▶ Record list
===

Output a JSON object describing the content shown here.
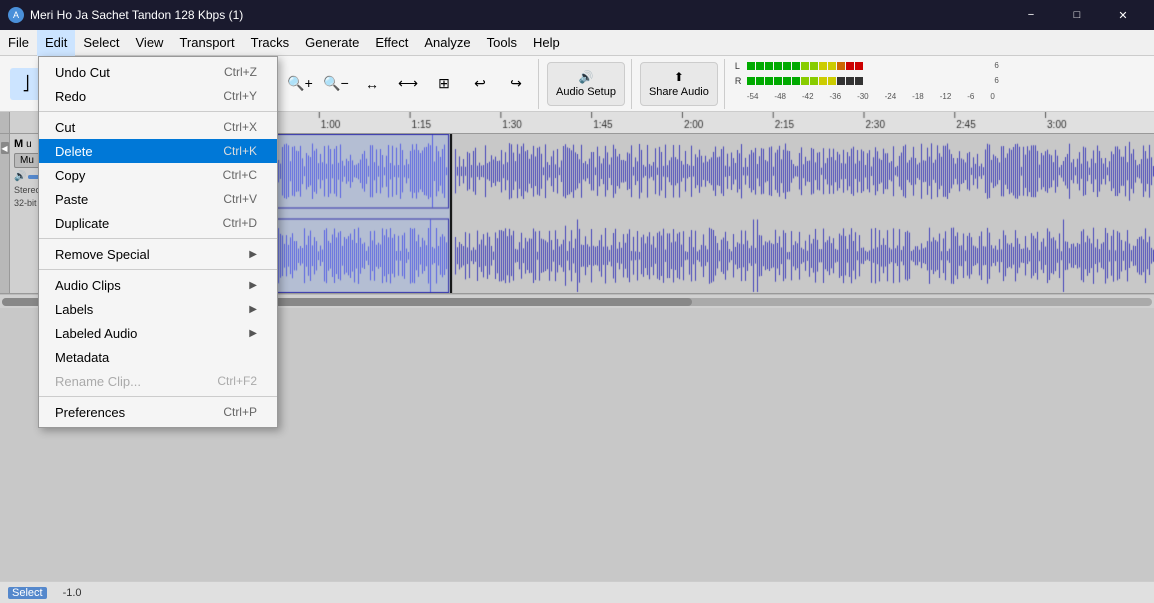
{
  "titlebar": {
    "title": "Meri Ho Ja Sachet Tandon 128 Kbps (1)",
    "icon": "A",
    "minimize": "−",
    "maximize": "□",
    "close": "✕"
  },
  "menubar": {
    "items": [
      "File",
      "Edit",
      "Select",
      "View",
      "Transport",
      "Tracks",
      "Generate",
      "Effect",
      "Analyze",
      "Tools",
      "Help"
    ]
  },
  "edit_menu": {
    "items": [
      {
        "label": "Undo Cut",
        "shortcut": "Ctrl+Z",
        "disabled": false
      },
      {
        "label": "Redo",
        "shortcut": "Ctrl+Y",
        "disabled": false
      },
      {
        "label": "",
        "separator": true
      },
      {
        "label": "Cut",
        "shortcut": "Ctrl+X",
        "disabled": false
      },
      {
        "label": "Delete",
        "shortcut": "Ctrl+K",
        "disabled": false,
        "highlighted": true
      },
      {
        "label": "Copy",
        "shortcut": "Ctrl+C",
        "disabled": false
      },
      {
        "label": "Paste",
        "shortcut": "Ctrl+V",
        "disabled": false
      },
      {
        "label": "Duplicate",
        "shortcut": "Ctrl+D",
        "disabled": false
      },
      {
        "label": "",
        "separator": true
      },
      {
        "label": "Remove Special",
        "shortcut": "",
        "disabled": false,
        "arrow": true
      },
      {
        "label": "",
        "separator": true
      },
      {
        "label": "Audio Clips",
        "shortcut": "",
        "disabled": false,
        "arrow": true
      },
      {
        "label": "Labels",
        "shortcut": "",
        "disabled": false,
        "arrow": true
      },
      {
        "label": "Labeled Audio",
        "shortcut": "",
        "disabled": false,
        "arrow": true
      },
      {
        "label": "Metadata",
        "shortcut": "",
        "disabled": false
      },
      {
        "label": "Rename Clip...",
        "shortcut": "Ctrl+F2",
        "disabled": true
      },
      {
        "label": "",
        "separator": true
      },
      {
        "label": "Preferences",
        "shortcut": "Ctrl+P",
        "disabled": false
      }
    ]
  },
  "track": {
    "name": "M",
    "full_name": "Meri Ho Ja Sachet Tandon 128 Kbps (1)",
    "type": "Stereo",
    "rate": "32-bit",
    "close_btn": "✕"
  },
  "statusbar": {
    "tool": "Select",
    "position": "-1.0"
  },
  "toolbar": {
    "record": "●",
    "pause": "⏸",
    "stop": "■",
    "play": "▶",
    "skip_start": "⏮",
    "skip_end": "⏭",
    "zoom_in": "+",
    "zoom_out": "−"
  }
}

===

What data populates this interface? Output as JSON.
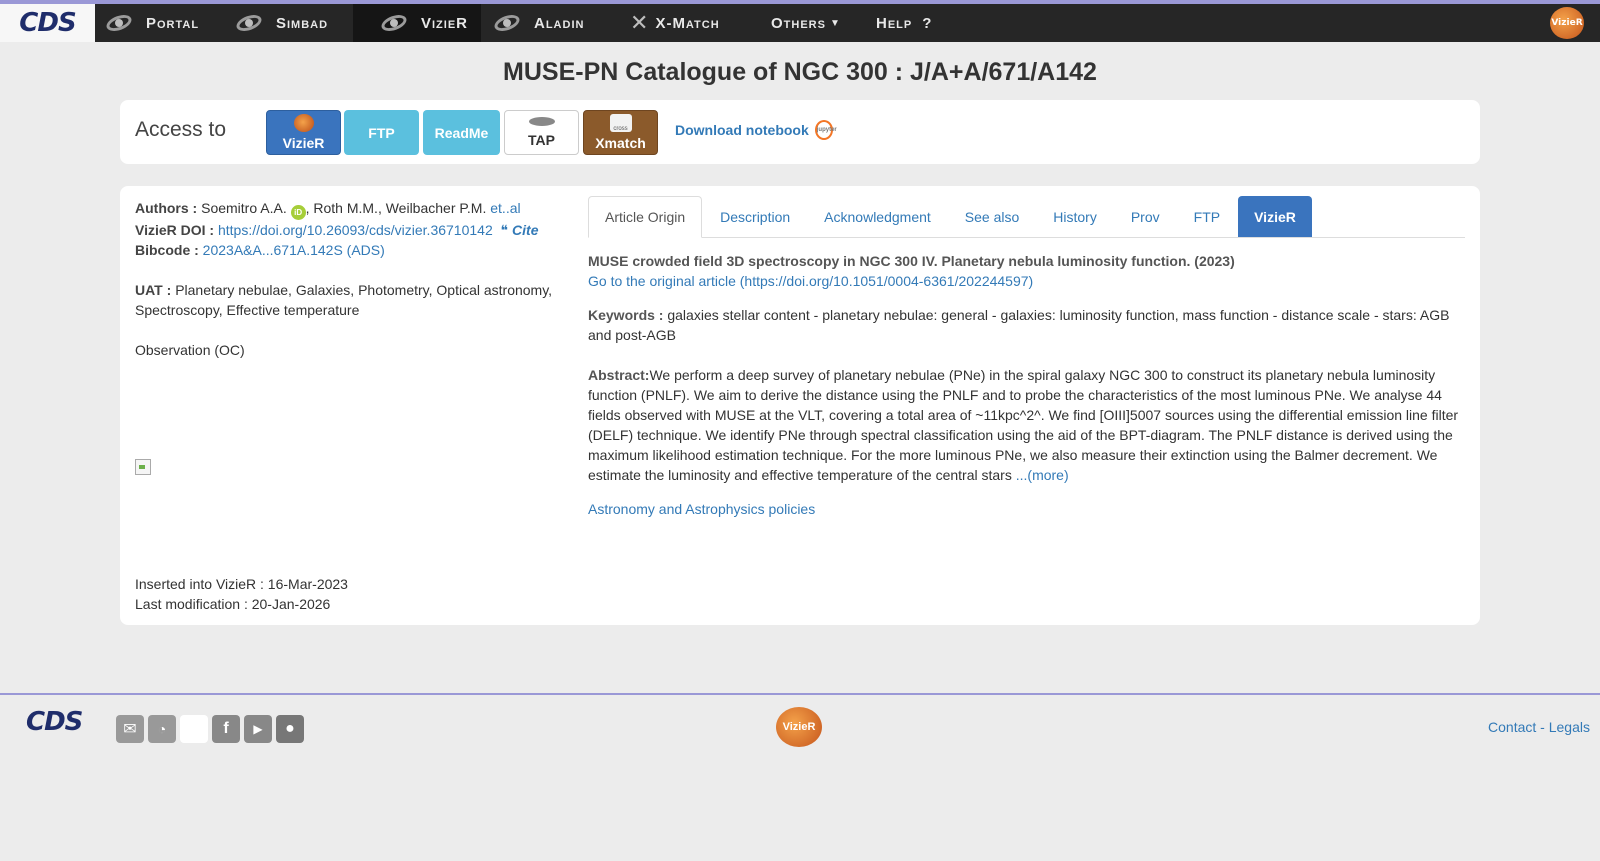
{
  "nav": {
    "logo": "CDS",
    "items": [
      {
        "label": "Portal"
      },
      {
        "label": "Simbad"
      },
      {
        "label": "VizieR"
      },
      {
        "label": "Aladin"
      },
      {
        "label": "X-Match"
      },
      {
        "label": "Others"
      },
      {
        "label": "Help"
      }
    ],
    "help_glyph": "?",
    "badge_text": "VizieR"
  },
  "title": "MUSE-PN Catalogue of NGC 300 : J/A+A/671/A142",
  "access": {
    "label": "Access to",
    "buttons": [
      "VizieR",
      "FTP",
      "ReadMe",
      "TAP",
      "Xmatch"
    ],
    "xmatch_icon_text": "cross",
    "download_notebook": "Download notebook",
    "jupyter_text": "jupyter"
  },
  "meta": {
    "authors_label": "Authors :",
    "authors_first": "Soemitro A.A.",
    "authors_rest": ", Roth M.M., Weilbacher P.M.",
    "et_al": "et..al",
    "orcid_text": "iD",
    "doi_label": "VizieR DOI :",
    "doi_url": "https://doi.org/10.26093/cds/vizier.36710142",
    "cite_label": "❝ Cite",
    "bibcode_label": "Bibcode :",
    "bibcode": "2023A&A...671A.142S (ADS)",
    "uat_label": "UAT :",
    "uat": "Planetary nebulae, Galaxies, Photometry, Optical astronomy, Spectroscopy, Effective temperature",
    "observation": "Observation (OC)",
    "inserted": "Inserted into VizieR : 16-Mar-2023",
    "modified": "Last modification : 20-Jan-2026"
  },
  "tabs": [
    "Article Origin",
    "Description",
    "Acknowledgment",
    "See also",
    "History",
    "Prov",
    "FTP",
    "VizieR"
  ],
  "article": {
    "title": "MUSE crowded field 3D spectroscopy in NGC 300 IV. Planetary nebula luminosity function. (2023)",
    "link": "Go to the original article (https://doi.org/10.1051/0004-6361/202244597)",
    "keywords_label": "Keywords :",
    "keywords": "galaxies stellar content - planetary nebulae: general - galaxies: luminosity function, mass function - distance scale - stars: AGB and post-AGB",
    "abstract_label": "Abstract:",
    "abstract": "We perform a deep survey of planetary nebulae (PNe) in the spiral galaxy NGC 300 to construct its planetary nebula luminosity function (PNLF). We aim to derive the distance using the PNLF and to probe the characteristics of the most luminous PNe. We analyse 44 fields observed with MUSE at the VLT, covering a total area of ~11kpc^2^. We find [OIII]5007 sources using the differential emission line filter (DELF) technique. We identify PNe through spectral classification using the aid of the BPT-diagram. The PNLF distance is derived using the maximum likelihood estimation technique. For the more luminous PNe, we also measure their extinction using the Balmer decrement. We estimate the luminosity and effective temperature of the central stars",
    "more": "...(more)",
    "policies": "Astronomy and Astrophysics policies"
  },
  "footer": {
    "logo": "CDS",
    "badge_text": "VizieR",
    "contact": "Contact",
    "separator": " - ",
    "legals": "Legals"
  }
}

===

▶ Task description
Copy out all lines that carry the word "MUSE".

▶ Answer to the problem
  "title": "MUSE-PN Catalogue of NGC 300 : J/A+A/671/A142",
    "title": "MUSE crowded field 3D spectroscopy in NGC 300 IV. Planetary nebula luminosity function. (2023)",
    "abstract": "We perform a deep survey of planetary nebulae (PNe) in the spiral galaxy NGC 300 to construct its planetary nebula luminosity function (PNLF). We aim to derive the distance using the PNLF and to probe the characteristics of the most luminous PNe. We analyse 44 fields observed with MUSE at the VLT, covering a total area of ~11kpc^2^. We find [OIII]5007 sources using the differential emission line filter (DELF) technique. We identify PNe through spectral classification using the aid of the BPT-diagram. The PNLF distance is derived using the maximum likelihood estimation technique. For the more luminous PNe, we also measure their extinction using the Balmer decrement. We estimate the luminosity and effective temperature of the central stars",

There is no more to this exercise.